● **WHAT THE TASK REQUIRES**: The records need to be set down again exactly as they appear.

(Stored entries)
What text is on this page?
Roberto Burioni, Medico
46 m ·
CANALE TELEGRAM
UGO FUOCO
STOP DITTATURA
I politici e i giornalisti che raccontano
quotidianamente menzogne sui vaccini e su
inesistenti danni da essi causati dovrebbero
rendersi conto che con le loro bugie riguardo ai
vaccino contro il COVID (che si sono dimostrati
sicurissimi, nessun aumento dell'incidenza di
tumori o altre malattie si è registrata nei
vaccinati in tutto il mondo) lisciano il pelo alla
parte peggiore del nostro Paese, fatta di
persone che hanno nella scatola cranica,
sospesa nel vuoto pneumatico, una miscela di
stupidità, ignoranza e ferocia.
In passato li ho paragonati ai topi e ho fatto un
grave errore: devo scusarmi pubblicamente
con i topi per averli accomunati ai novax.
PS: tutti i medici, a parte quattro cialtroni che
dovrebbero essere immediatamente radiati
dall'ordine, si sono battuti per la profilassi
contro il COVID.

● **OUTPUT FOR THIS EXERCISE**:
What text is on this page?
Roberto Burioni, Medico
46 m ·
CANALE TELEGRAM
UGO FUOCO
STOP DITTATURA
I politici e i giornalisti che raccontano
quotidianamente menzogne sui vaccini e su
inesistenti danni da essi causati dovrebbero
rendersi conto che con le loro bugie riguardo ai
vaccino contro il COVID (che si sono dimostrati
sicurissimi, nessun aumento dell'incidenza di
tumori o altre malattie si è registrata nei
vaccinati in tutto il mondo) lisciano il pelo alla
parte peggiore del nostro Paese, fatta di
persone che hanno nella scatola cranica,
sospesa nel vuoto pneumatico, una miscela di
stupidità, ignoranza e ferocia.
In passato li ho paragonati ai topi e ho fatto un
grave errore: devo scusarmi pubblicamente
con i topi per averli accomunati ai novax.
PS: tutti i medici, a parte quattro cialtroni che
dovrebbero essere immediatamente radiati
dall'ordine, si sono battuti per la profilassi
contro il COVID.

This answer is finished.